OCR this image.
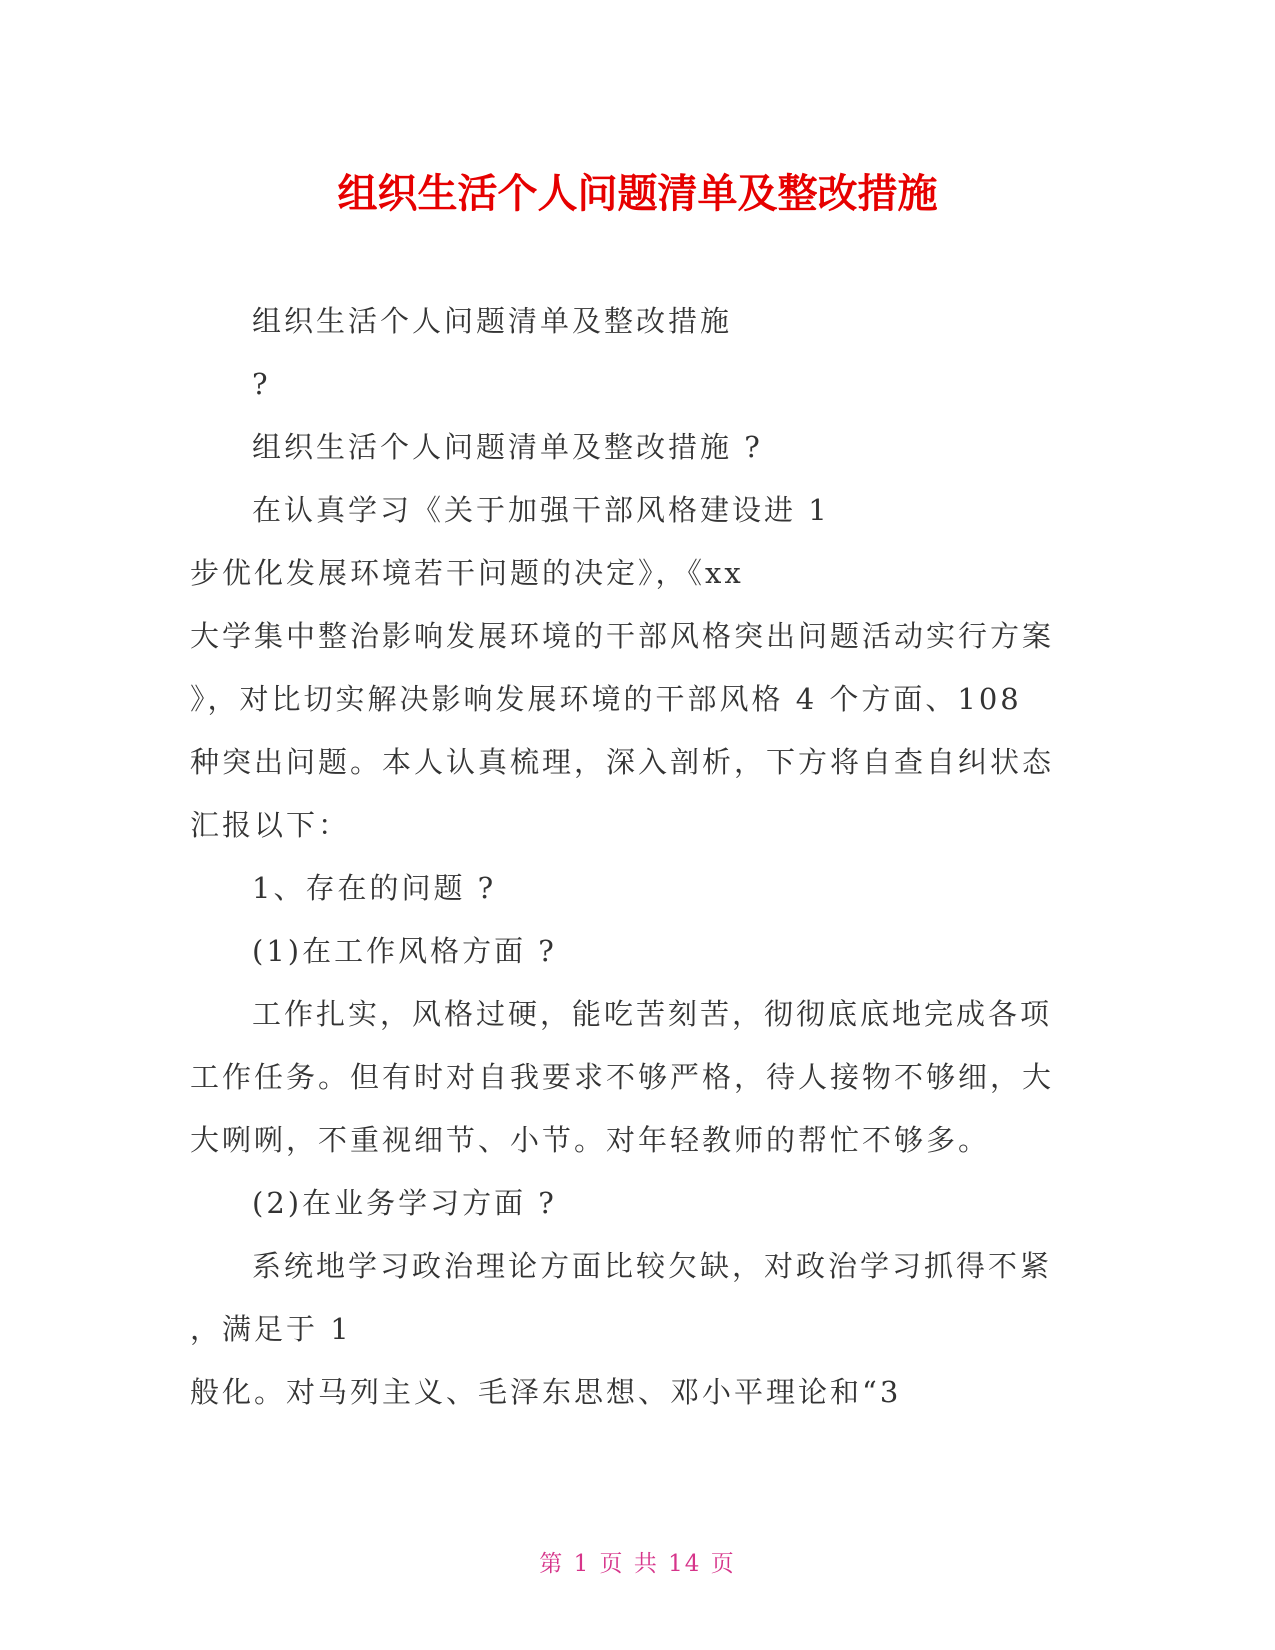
组织生活个人问题清单及整改措施
组织生活个人问题清单及整改措施
?
组织生活个人问题清单及整改措施 ?
在认真学习《关于加强干部风格建设进 1
步优化发展环境若干问题的决定》，《xx
大学集中整治影响发展环境的干部风格突出问题活动实行方案
》，对比切实解决影响发展环境的干部风格 4 个方面、108
种突出问题。本人认真梳理，深入剖析，下方将自查自纠状态
汇报以下：
1、存在的问题 ?
(1)在工作风格方面 ?
工作扎实，风格过硬，能吃苦刻苦，彻彻底底地完成各项
工作任务。但有时对自我要求不够严格，待人接物不够细，大
大咧咧，不重视细节、小节。对年轻教师的帮忙不够多。
(2)在业务学习方面 ?
系统地学习政治理论方面比较欠缺，对政治学习抓得不紧
，满足于 1
般化。对马列主义、毛泽东思想、邓小平理论和“3
第 1 页 共 14 页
----
● **Stated task**: Omit every image. Quote each record exactly.

● **The answer**:
OCR this image.
组织生活个人问题清单及整改措施
组织生活个人问题清单及整改措施
?
组织生活个人问题清单及整改措施 ?
在认真学习《关于加强干部风格建设进 1
步优化发展环境若干问题的决定》，《xx
大学集中整治影响发展环境的干部风格突出问题活动实行方案
》，对比切实解决影响发展环境的干部风格 4 个方面、108
种突出问题。本人认真梳理，深入剖析，下方将自查自纠状态
汇报以下：
1、存在的问题 ?
(1)在工作风格方面 ?
工作扎实，风格过硬，能吃苦刻苦，彻彻底底地完成各项
工作任务。但有时对自我要求不够严格，待人接物不够细，大
大咧咧，不重视细节、小节。对年轻教师的帮忙不够多。
(2)在业务学习方面 ?
系统地学习政治理论方面比较欠缺，对政治学习抓得不紧
，满足于 1
般化。对马列主义、毛泽东思想、邓小平理论和“3
第 1 页 共 14 页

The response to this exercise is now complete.